- _EXERCISE DESCRIPTION_
Across the listing below, count the lines that mention the string "социальной". Reply with the figure only.
§
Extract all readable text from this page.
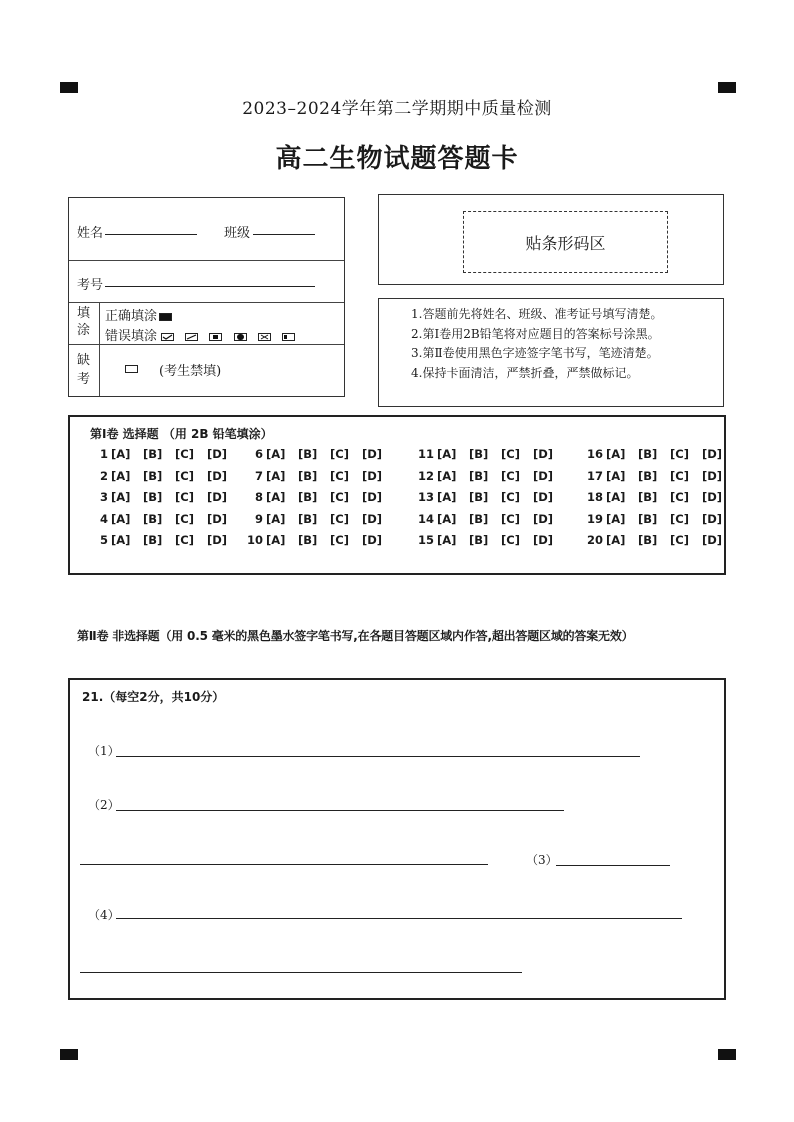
2023–2024学年第二学期期中质量检测
高二生物试题答题卡
姓名	班级
考号
填
涂
正确填涂
错误填涂

缺
考
(考生禁填)
贴条形码区
1.答题前先将姓名、班级、准考证号填写清楚。
2.第Ⅰ卷用2B铅笔将对应题目的答案标号涂黑。
3.第Ⅱ卷使用黑色字迹签字笔书写，笔迹清楚。
4.保持卡面清洁，严禁折叠，严禁做标记。
第Ⅰ卷 选择题 （用 2B 铅笔填涂）
1 [A] [B] [C] [D]	6 [A] [B] [C] [D]	11 [A] [B] [C] [D]	16 [A] [B] [C] [D]
2 [A] [B] [C] [D]	7 [A] [B] [C] [D]	12 [A] [B] [C] [D]	17 [A] [B] [C] [D]
3 [A] [B] [C] [D]	8 [A] [B] [C] [D]	13 [A] [B] [C] [D]	18 [A] [B] [C] [D]
4 [A] [B] [C] [D]	9 [A] [B] [C] [D]	14 [A] [B] [C] [D]	19 [A] [B] [C] [D]
5 [A] [B] [C] [D]	10 [A] [B] [C] [D]	15 [A] [B] [C] [D]	20 [A] [B] [C] [D]
第Ⅱ卷 非选择题（用 0.5 毫米的黑色墨水签字笔书写,在各题目答题区域内作答,超出答题区域的答案无效）
21.（每空2分，共10分）
（1）
（2）
（3）
（4）
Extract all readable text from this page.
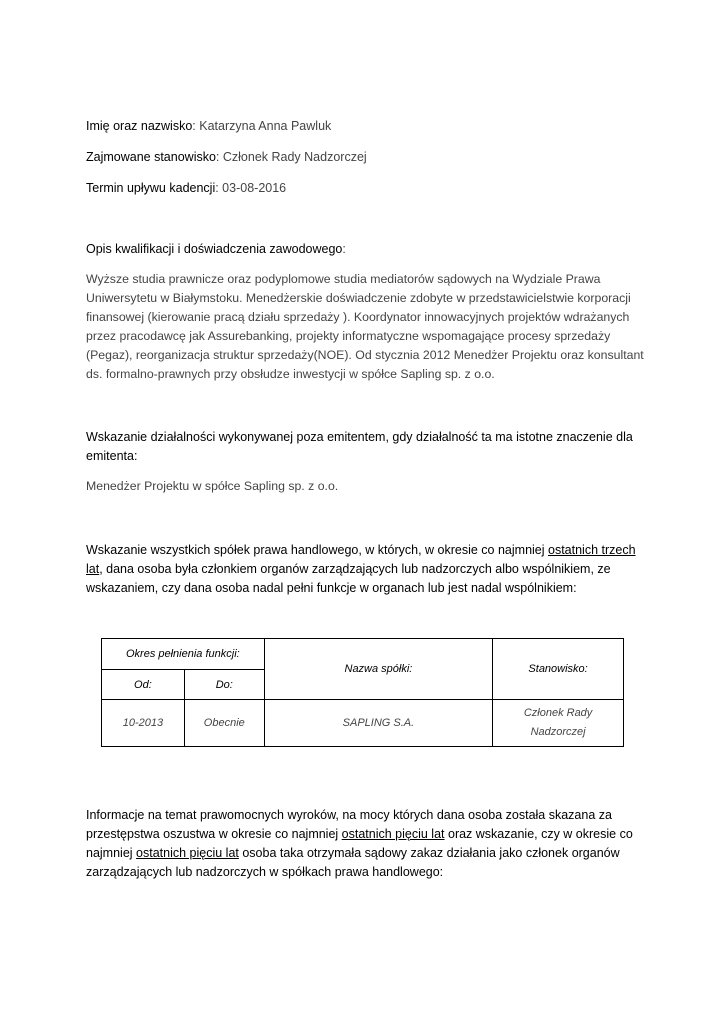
Imię oraz nazwisko: Katarzyna Anna Pawluk
Zajmowane stanowisko: Członek Rady Nadzorczej
Termin upływu kadencji: 03-08-2016
Opis kwalifikacji i doświadczenia zawodowego:
Wyższe studia prawnicze oraz podyplomowe studia mediatorów sądowych na Wydziale Prawa Uniwersytetu w Białymstoku. Menedżerskie doświadczenie zdobyte w przedstawicielstwie korporacji finansowej (kierowanie pracą działu sprzedaży ). Koordynator innowacyjnych projektów wdrażanych przez pracodawcę jak Assurebanking, projekty informatyczne wspomagające procesy sprzedaży (Pegaz), reorganizacja struktur sprzedaży(NOE). Od stycznia 2012 Menedżer Projektu oraz konsultant ds. formalno-prawnych przy obsłudze inwestycji w spółce Sapling sp. z o.o.
Wskazanie działalności wykonywanej poza emitentem, gdy działalność ta ma istotne znaczenie dla emitenta:
Menedżer Projektu w spółce Sapling sp. z o.o.
Wskazanie wszystkich spółek prawa handlowego, w których, w okresie co najmniej ostatnich trzech lat, dana osoba była członkiem organów zarządzających lub nadzorczych albo wspólnikiem, ze wskazaniem, czy dana osoba nadal pełni funkcje w organach lub jest nadal wspólnikiem:
Okres pełnienia funkcji:		Nazwa spółki:	Stanowisko:
Od:	Do:		
10-2013	Obecnie	SAPLING S.A.	Członek Rady
Nadzorczej
Informacje na temat prawomocnych wyroków, na mocy których dana osoba została skazana za przestępstwa oszustwa w okresie co najmniej ostatnich pięciu lat oraz wskazanie, czy w okresie co najmniej ostatnich pięciu lat osoba taka otrzymała sądowy zakaz działania jako członek organów zarządzających lub nadzorczych w spółkach prawa handlowego:
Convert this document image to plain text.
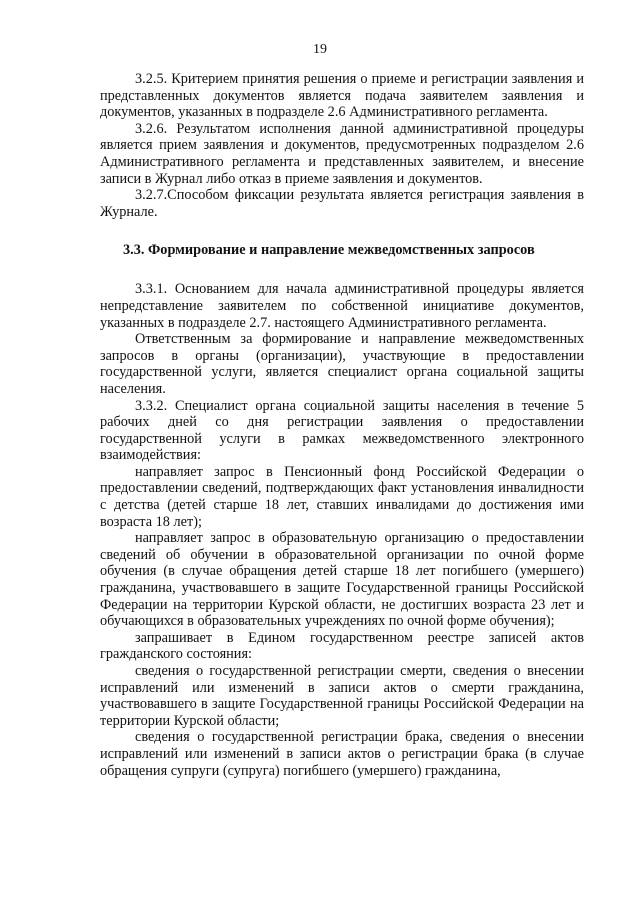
19

3.2.5. Критерием принятия решения о приеме и регистрации заявления и представленных документов является подача заявителем заявления и документов, указанных в подразделе 2.6 Административного регламента.

3.2.6. Результатом исполнения данной административной процедуры является прием заявления и документов, предусмотренных подразделом 2.6 Административного регламента и представленных заявителем, и внесение записи в Журнал либо отказ в приеме заявления и документов.

3.2.7.Способом фиксации результата является регистрация заявления в Журнале.

3.3. Формирование и направление межведомственных запросов

3.3.1. Основанием для начала административной процедуры является непредставление заявителем по собственной инициативе документов, указанных в подразделе 2.7. настоящего Административного регламента.

Ответственным за формирование и направление межведомственных запросов в органы (организации), участвующие в предоставлении государственной услуги, является специалист органа социальной защиты населения.

3.3.2. Специалист органа социальной защиты населения в течение 5 рабочих дней со дня регистрации заявления о предоставлении государственной услуги в рамках межведомственного электронного взаимодействия:

направляет запрос в Пенсионный фонд Российской Федерации о предоставлении сведений, подтверждающих факт установления инвалидности с детства (детей старше 18 лет, ставших инвалидами до достижения ими возраста 18 лет);

направляет запрос в образовательную организацию о предоставлении сведений об обучении в образовательной организации по очной форме обучения (в случае обращения детей старше 18 лет погибшего (умершего) гражданина, участвовавшего в защите Государственной границы Российской Федерации на территории Курской области, не достигших возраста 23 лет и обучающихся в образовательных учреждениях по очной форме обучения);

запрашивает в Едином государственном реестре записей актов гражданского состояния:

сведения о государственной регистрации смерти, сведения о внесении исправлений или изменений в записи актов о смерти гражданина, участвовавшего в защите Государственной границы Российской Федерации на территории Курской области;

сведения о государственной регистрации брака, сведения о внесении исправлений или изменений в записи актов о регистрации брака (в случае обращения супруги (супруга) погибшего (умершего) гражданина,
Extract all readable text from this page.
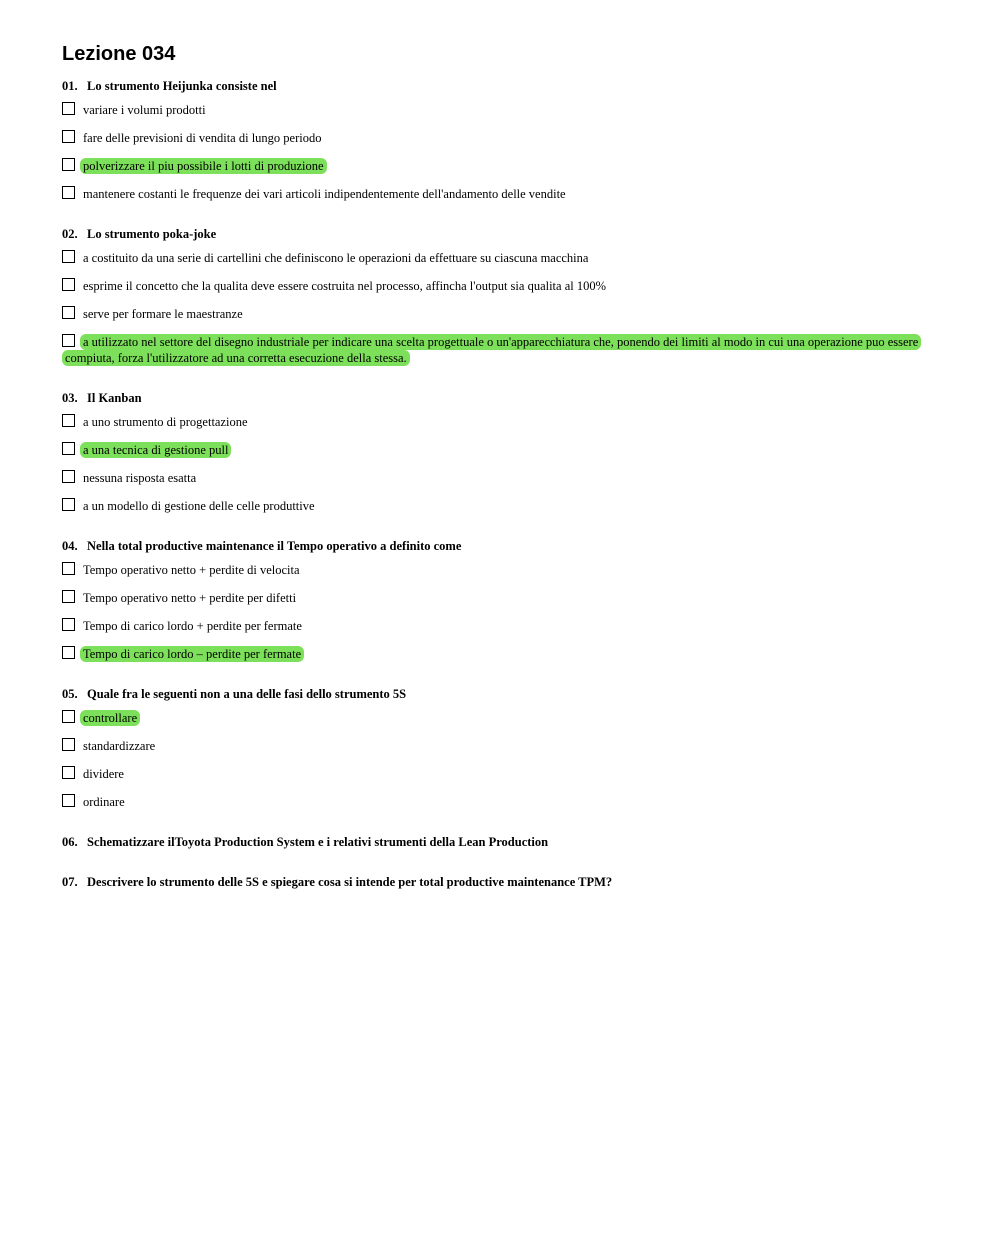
Lezione 034
01. Lo strumento Heijunka consiste nel
variare i volumi prodotti
fare delle previsioni di vendita di lungo periodo
polverizzare il piu possibile i lotti di produzione
mantenere costanti le frequenze dei vari articoli indipendentemente dell'andamento delle vendite
02. Lo strumento poka-joke
a costituito da una serie di cartellini che definiscono le operazioni da effettuare su ciascuna macchina
esprime il concetto che la qualita deve essere costruita nel processo, affincha l'output sia qualita al 100%
serve per formare le maestranze
a utilizzato nel settore del disegno industriale per indicare una scelta progettuale o un'apparecchiatura che, ponendo dei limiti al modo in cui una operazione puo essere compiuta, forza l'utilizzatore ad una corretta esecuzione della stessa.
03. Il Kanban
a uno strumento di progettazione
a una tecnica di gestione pull
nessuna risposta esatta
a un modello di gestione delle celle produttive
04. Nella total productive maintenance il Tempo operativo a definito come
Tempo operativo netto + perdite di velocita
Tempo operativo netto + perdite per difetti
Tempo di carico lordo + perdite per fermate
Tempo di carico lordo – perdite per fermate
05. Quale fra le seguenti non a una delle fasi dello strumento 5S
controllare
standardizzare
dividere
ordinare
06. Schematizzare ilToyota Production System e i relativi strumenti della Lean Production
07. Descrivere lo strumento delle 5S e spiegare cosa si intende per total productive maintenance TPM?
§
- _RESULT FOR THIS EXERCISE_
2